Structured figure records
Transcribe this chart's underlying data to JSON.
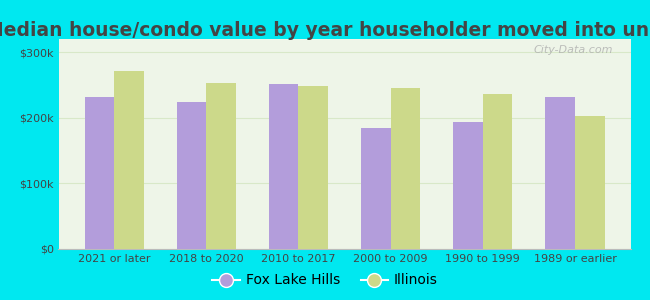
{
  "title": "Median house/condo value by year householder moved into unit",
  "categories": [
    "2021 or later",
    "2018 to 2020",
    "2010 to 2017",
    "2000 to 2009",
    "1990 to 1999",
    "1989 or earlier"
  ],
  "fox_lake_hills": [
    232000,
    224000,
    252000,
    184000,
    193000,
    232000
  ],
  "illinois": [
    271000,
    253000,
    248000,
    245000,
    236000,
    202000
  ],
  "fox_color": "#b39ddb",
  "illinois_color": "#ccd98a",
  "background_outer": "#00e8f0",
  "background_inner": "#eef5e8",
  "ylim": [
    0,
    320000
  ],
  "yticks": [
    0,
    100000,
    200000,
    300000
  ],
  "ytick_labels": [
    "$0",
    "$100k",
    "$200k",
    "$300k"
  ],
  "legend_fox": "Fox Lake Hills",
  "legend_illinois": "Illinois",
  "watermark": "City-Data.com",
  "bar_width": 0.32,
  "title_fontsize": 13.5,
  "tick_fontsize": 8,
  "grid_color": "#d8e8c8",
  "text_color": "#444444"
}
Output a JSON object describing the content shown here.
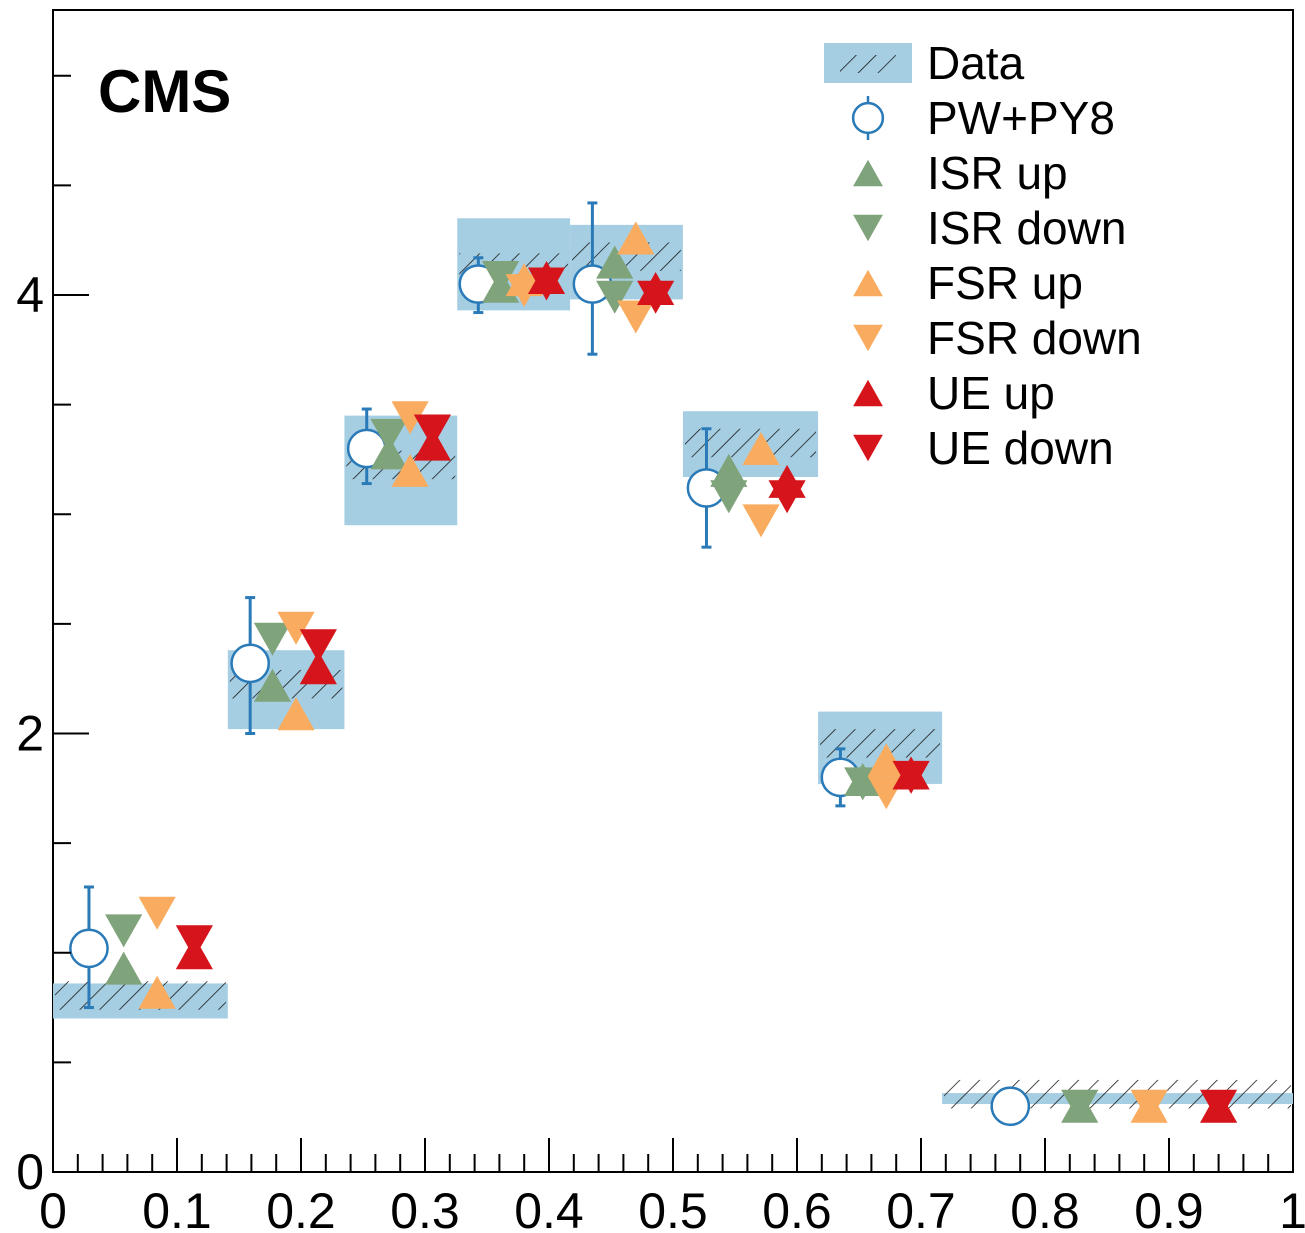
{
  "chart_data": {
    "type": "scatter",
    "title": "",
    "xlabel": "",
    "ylabel": "",
    "xlim": [
      0,
      1
    ],
    "ylim": [
      0,
      5.3
    ],
    "label": "CMS",
    "x_tick_labels": [
      "0",
      "0.1",
      "0.2",
      "0.3",
      "0.4",
      "0.5",
      "0.6",
      "0.7",
      "0.8",
      "0.9",
      "1"
    ],
    "y_tick_labels": [
      "0",
      "2",
      "4"
    ],
    "bins": [
      [
        0.0,
        0.141
      ],
      [
        0.141,
        0.235
      ],
      [
        0.235,
        0.326
      ],
      [
        0.326,
        0.417
      ],
      [
        0.417,
        0.508
      ],
      [
        0.508,
        0.617
      ],
      [
        0.617,
        0.717
      ],
      [
        0.717,
        1.0
      ]
    ],
    "data": {
      "name": "Data",
      "values": [
        0.78,
        2.2,
        3.2,
        4.1,
        4.15,
        3.3,
        1.93,
        0.33
      ],
      "band_low": [
        0.7,
        2.02,
        2.95,
        3.93,
        3.98,
        3.17,
        1.77,
        0.31
      ],
      "band_high": [
        0.86,
        2.38,
        3.45,
        4.35,
        4.32,
        3.47,
        2.1,
        0.36
      ]
    },
    "series": [
      {
        "name": "PW+PY8",
        "color": "#2a7ab8",
        "marker": "open-circle",
        "x": [
          0.029,
          0.159,
          0.253,
          0.343,
          0.435,
          0.527,
          0.635,
          0.772
        ],
        "values": [
          1.02,
          2.32,
          3.3,
          4.05,
          4.05,
          3.12,
          1.8,
          0.3
        ],
        "err_low": [
          0.27,
          0.32,
          0.16,
          0.13,
          0.32,
          0.27,
          0.13,
          0.02
        ],
        "err_high": [
          0.28,
          0.3,
          0.18,
          0.12,
          0.37,
          0.27,
          0.13,
          0.02
        ]
      },
      {
        "name": "ISR up",
        "color": "#7fa37a",
        "marker": "triangle-up",
        "x": [
          0.057,
          0.177,
          0.271,
          0.361,
          0.453,
          0.545,
          0.653,
          0.828
        ],
        "values": [
          0.93,
          2.22,
          3.28,
          4.04,
          4.15,
          3.2,
          1.79,
          0.3
        ]
      },
      {
        "name": "ISR down",
        "color": "#7fa37a",
        "marker": "triangle-down",
        "x": [
          0.057,
          0.177,
          0.271,
          0.361,
          0.453,
          0.545,
          0.653,
          0.828
        ],
        "values": [
          1.1,
          2.43,
          3.36,
          4.08,
          3.99,
          3.08,
          1.77,
          0.3
        ]
      },
      {
        "name": "FSR up",
        "color": "#f9ac5f",
        "marker": "triangle-up",
        "x": [
          0.084,
          0.196,
          0.288,
          0.38,
          0.47,
          0.571,
          0.672,
          0.884
        ],
        "values": [
          0.82,
          2.09,
          3.2,
          4.07,
          4.26,
          3.3,
          1.88,
          0.3
        ]
      },
      {
        "name": "FSR down",
        "color": "#f9ac5f",
        "marker": "triangle-down",
        "x": [
          0.084,
          0.196,
          0.288,
          0.38,
          0.47,
          0.571,
          0.672,
          0.884
        ],
        "values": [
          1.18,
          2.48,
          3.44,
          4.02,
          3.9,
          2.97,
          1.73,
          0.3
        ]
      },
      {
        "name": "UE up",
        "color": "#d6141b",
        "marker": "triangle-up",
        "x": [
          0.114,
          0.214,
          0.306,
          0.398,
          0.486,
          0.592,
          0.692,
          0.94
        ],
        "values": [
          1.0,
          2.3,
          3.32,
          4.08,
          4.03,
          3.15,
          1.82,
          0.3
        ]
      },
      {
        "name": "UE down",
        "color": "#d6141b",
        "marker": "triangle-down",
        "x": [
          0.114,
          0.214,
          0.306,
          0.398,
          0.486,
          0.592,
          0.692,
          0.94
        ],
        "values": [
          1.05,
          2.4,
          3.38,
          4.05,
          3.99,
          3.08,
          1.8,
          0.3
        ]
      }
    ],
    "legend_position": "top-right",
    "grid": false
  }
}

> **TASK INSTRUCTIONS**
Pull out all lines from the entries above that include the word "JSON".

> **TASK RESPONSE**
Transcribe this chart's underlying data to JSON.
Output a JSON object describing the content shown here.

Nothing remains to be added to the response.